[Rows from a dataset]
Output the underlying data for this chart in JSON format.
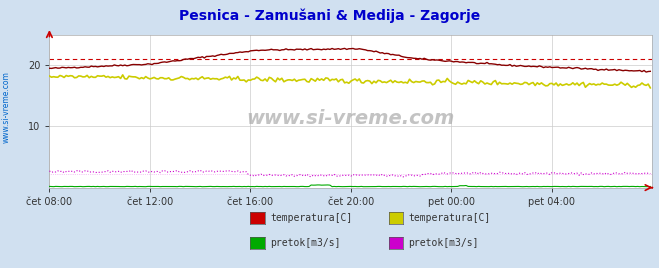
{
  "title": "Pesnica - Zamušani & Medija - Zagorje",
  "title_color": "#0000cc",
  "title_fontsize": 10,
  "bg_color": "#d0e0f0",
  "plot_bg_color": "#ffffff",
  "xlim": [
    0,
    288
  ],
  "ylim": [
    0,
    25
  ],
  "yticks": [
    10,
    20
  ],
  "xtick_labels": [
    "čet 08:00",
    "čet 12:00",
    "čet 16:00",
    "čet 20:00",
    "pet 00:00",
    "pet 04:00"
  ],
  "xtick_positions": [
    0,
    48,
    96,
    144,
    192,
    240
  ],
  "grid_color": "#cccccc",
  "watermark": "www.si-vreme.com",
  "ref_line_value": 21.1,
  "ref_line_color": "#cc0000",
  "legend_items": [
    {
      "color": "#cc0000",
      "label": "temperatura[C]"
    },
    {
      "color": "#00aa00",
      "label": "pretok[m3/s]"
    },
    {
      "color": "#cccc00",
      "label": "temperatura[C]"
    },
    {
      "color": "#cc00cc",
      "label": "pretok[m3/s]"
    }
  ],
  "pesnica_temp_color": "#880000",
  "pesnica_pretok_color": "#00aa00",
  "medija_temp_color": "#cccc00",
  "medija_pretok_color": "#cc00cc",
  "left_label": "www.si-vreme.com",
  "left_label_color": "#0066cc"
}
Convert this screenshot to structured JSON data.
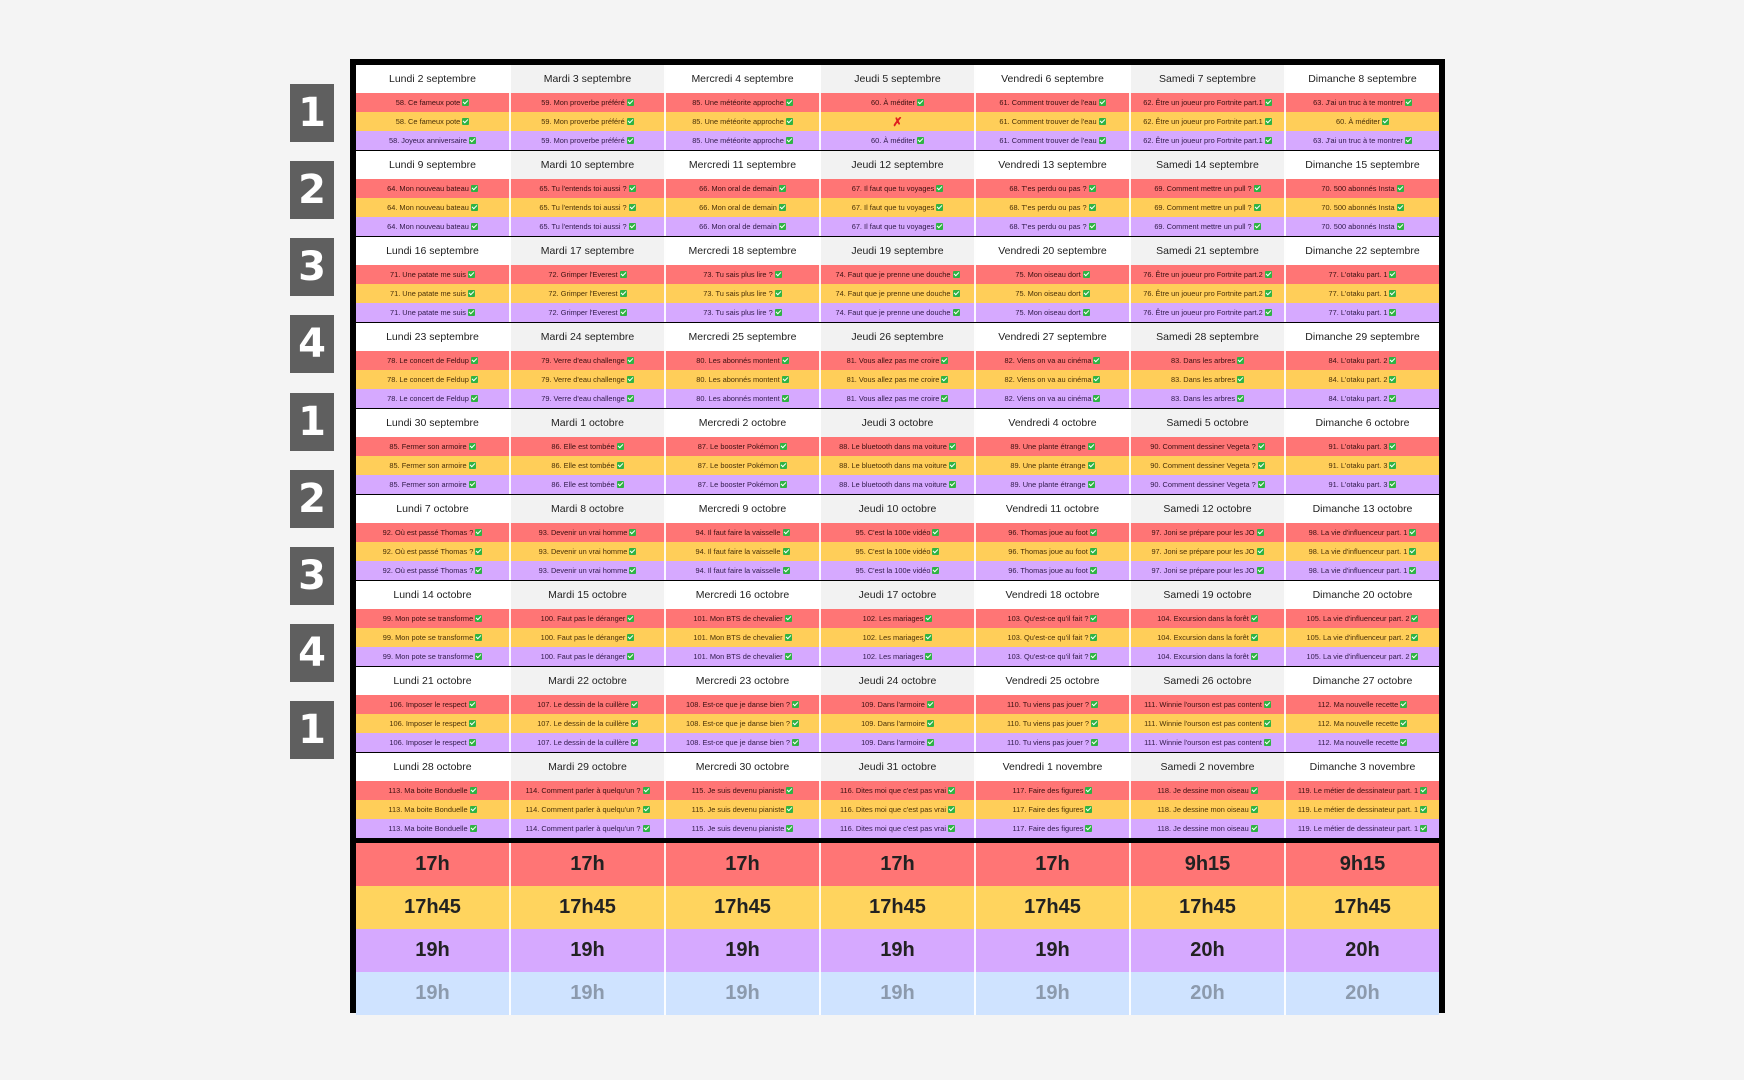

YOUR INSTRUCTIONS: Among these entries, how many lines include the string "JSON"? Reply with the number by itself.

REPLY TO THE EXERCISE: 2